▸ AIM
Give the data a second time, exactly and in full.

▸ MATERIAL FOR THE TASK
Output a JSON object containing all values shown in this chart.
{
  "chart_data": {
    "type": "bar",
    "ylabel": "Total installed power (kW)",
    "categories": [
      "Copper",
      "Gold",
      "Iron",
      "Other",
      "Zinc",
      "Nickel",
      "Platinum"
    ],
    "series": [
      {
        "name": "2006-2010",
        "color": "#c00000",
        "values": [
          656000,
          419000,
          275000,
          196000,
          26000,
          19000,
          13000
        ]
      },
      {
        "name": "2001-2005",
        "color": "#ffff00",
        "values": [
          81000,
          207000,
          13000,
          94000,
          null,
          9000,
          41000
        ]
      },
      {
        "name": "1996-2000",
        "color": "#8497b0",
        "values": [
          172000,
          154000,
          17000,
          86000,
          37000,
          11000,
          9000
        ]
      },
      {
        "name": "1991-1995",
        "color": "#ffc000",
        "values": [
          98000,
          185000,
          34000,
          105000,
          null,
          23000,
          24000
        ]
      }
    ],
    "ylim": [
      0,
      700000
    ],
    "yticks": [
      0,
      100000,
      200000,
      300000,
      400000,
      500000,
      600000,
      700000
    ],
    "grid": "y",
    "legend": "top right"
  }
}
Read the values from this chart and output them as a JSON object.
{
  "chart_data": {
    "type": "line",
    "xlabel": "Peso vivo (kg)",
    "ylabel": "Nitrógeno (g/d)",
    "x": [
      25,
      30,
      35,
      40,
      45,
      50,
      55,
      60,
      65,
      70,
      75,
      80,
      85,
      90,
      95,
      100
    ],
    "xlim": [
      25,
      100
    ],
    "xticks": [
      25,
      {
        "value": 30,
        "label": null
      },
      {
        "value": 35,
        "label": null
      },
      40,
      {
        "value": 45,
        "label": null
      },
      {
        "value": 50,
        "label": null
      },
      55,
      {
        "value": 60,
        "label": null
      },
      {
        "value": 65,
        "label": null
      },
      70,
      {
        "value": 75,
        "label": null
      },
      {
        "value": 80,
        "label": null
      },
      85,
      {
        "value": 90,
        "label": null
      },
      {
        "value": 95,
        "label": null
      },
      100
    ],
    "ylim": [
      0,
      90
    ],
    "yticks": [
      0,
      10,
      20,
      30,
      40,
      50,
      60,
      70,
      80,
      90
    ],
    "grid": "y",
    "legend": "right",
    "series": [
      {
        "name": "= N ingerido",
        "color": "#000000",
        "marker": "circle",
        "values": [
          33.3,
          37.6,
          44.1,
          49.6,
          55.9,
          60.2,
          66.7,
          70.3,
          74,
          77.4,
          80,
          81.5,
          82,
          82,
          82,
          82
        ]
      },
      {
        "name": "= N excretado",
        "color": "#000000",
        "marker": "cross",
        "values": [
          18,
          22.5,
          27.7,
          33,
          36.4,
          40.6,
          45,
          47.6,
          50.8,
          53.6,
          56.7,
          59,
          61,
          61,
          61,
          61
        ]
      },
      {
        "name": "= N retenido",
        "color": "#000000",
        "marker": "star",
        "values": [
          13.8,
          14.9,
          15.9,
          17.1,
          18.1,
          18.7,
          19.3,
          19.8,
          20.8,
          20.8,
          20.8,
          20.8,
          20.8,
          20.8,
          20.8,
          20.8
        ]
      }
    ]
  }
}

▸ RESPONSE TO THE TASK
Output a JSON object containing all values shown in this chart.
{
  "chart_data": {
    "type": "bar",
    "ylabel": "Total installed power (kW)",
    "categories": [
      "Copper",
      "Gold",
      "Iron",
      "Other",
      "Zinc",
      "Nickel",
      "Platinum"
    ],
    "series": [
      {
        "name": "2006-2010",
        "color": "#c00000",
        "values": [
          656000,
          419000,
          275000,
          196000,
          26000,
          19000,
          13000
        ]
      },
      {
        "name": "2001-2005",
        "color": "#ffff00",
        "values": [
          81000,
          207000,
          13000,
          94000,
          null,
          9000,
          41000
        ]
      },
      {
        "name": "1996-2000",
        "color": "#8497b0",
        "values": [
          172000,
          154000,
          17000,
          86000,
          37000,
          11000,
          9000
        ]
      },
      {
        "name": "1991-1995",
        "color": "#ffc000",
        "values": [
          98000,
          185000,
          34000,
          105000,
          null,
          23000,
          24000
        ]
      }
    ],
    "ylim": [
      0,
      700000
    ],
    "yticks": [
      0,
      100000,
      200000,
      300000,
      400000,
      500000,
      600000,
      700000
    ],
    "grid": "y",
    "legend": "top right"
  }
}
Read the values from this chart and output them as a JSON object.
{
  "chart_data": {
    "type": "line",
    "xlabel": "Peso vivo (kg)",
    "ylabel": "Nitrógeno (g/d)",
    "x": [
      25,
      30,
      35,
      40,
      45,
      50,
      55,
      60,
      65,
      70,
      75,
      80,
      85,
      90,
      95,
      100
    ],
    "xlim": [
      25,
      100
    ],
    "xticks": [
      25,
      {
        "value": 30,
        "label": null
      },
      {
        "value": 35,
        "label": null
      },
      40,
      {
        "value": 45,
        "label": null
      },
      {
        "value": 50,
        "label": null
      },
      55,
      {
        "value": 60,
        "label": null
      },
      {
        "value": 65,
        "label": null
      },
      70,
      {
        "value": 75,
        "label": null
      },
      {
        "value": 80,
        "label": null
      },
      85,
      {
        "value": 90,
        "label": null
      },
      {
        "value": 95,
        "label": null
      },
      100
    ],
    "ylim": [
      0,
      90
    ],
    "yticks": [
      0,
      10,
      20,
      30,
      40,
      50,
      60,
      70,
      80,
      90
    ],
    "grid": "y",
    "legend": "right",
    "series": [
      {
        "name": "= N ingerido",
        "color": "#000000",
        "marker": "circle",
        "values": [
          33.3,
          37.6,
          44.1,
          49.6,
          55.9,
          60.2,
          66.7,
          70.3,
          74,
          77.4,
          80,
          81.5,
          82,
          82,
          82,
          82
        ]
      },
      {
        "name": "= N excretado",
        "color": "#000000",
        "marker": "cross",
        "values": [
          18,
          22.5,
          27.7,
          33,
          36.4,
          40.6,
          45,
          47.6,
          50.8,
          53.6,
          56.7,
          59,
          61,
          61,
          61,
          61
        ]
      },
      {
        "name": "= N retenido",
        "color": "#000000",
        "marker": "star",
        "values": [
          13.8,
          14.9,
          15.9,
          17.1,
          18.1,
          18.7,
          19.3,
          19.8,
          20.8,
          20.8,
          20.8,
          20.8,
          20.8,
          20.8,
          20.8,
          20.8
        ]
      }
    ]
  }
}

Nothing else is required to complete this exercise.